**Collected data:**
──────

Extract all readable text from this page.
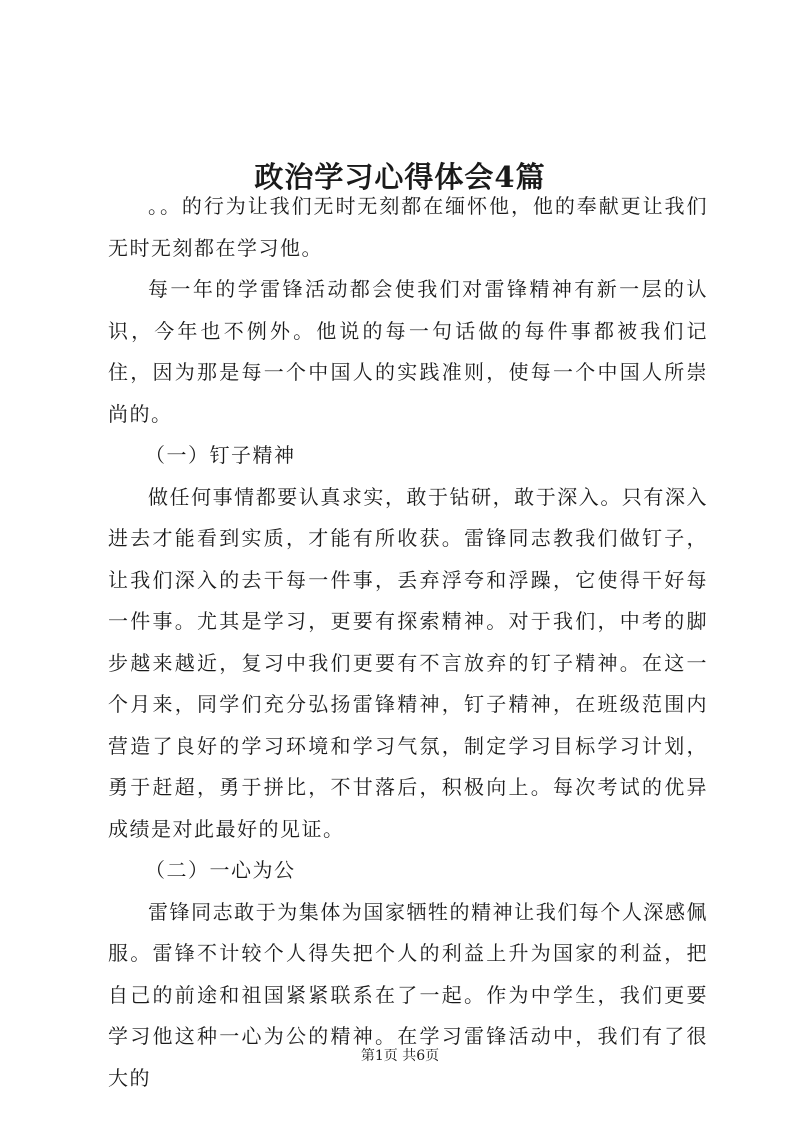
政治学习心得体会4篇

。。的行为让我们无时无刻都在缅怀他，他的奉献更让我们无时无刻都在学习他。

每一年的学雷锋活动都会使我们对雷锋精神有新一层的认识，今年也不例外。他说的每一句话做的每件事都被我们记住，因为那是每一个中国人的实践准则，使每一个中国人所崇尚的。

（一）钉子精神

做任何事情都要认真求实，敢于钻研，敢于深入。只有深入进去才能看到实质，才能有所收获。雷锋同志教我们做钉子，让我们深入的去干每一件事，丢弃浮夸和浮躁，它使得干好每一件事。尤其是学习，更要有探索精神。对于我们，中考的脚步越来越近，复习中我们更要有不言放弃的钉子精神。在这一个月来，同学们充分弘扬雷锋精神，钉子精神，在班级范围内营造了良好的学习环境和学习气氛，制定学习目标学习计划，勇于赶超，勇于拼比，不甘落后，积极向上。每次考试的优异成绩是对此最好的见证。

（二）一心为公

雷锋同志敢于为集体为国家牺牲的精神让我们每个人深感佩服。雷锋不计较个人得失把个人的利益上升为国家的利益，把自己的前途和祖国紧紧联系在了一起。作为中学生，我们更要学习他这种一心为公的精神。在学习雷锋活动中，我们有了很大的

第1页 共6页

──────

**Brief:** Can you restate all the records above word for word while dropping the pictures?

**Result for this task:**
Extract all readable text from this page.
政治学习心得体会4篇

。。的行为让我们无时无刻都在缅怀他，他的奉献更让我们无时无刻都在学习他。

每一年的学雷锋活动都会使我们对雷锋精神有新一层的认识，今年也不例外。他说的每一句话做的每件事都被我们记住，因为那是每一个中国人的实践准则，使每一个中国人所崇尚的。

（一）钉子精神

做任何事情都要认真求实，敢于钻研，敢于深入。只有深入进去才能看到实质，才能有所收获。雷锋同志教我们做钉子，让我们深入的去干每一件事，丢弃浮夸和浮躁，它使得干好每一件事。尤其是学习，更要有探索精神。对于我们，中考的脚步越来越近，复习中我们更要有不言放弃的钉子精神。在这一个月来，同学们充分弘扬雷锋精神，钉子精神，在班级范围内营造了良好的学习环境和学习气氛，制定学习目标学习计划，勇于赶超，勇于拼比，不甘落后，积极向上。每次考试的优异成绩是对此最好的见证。

（二）一心为公

雷锋同志敢于为集体为国家牺牲的精神让我们每个人深感佩服。雷锋不计较个人得失把个人的利益上升为国家的利益，把自己的前途和祖国紧紧联系在了一起。作为中学生，我们更要学习他这种一心为公的精神。在学习雷锋活动中，我们有了很大的

第1页 共6页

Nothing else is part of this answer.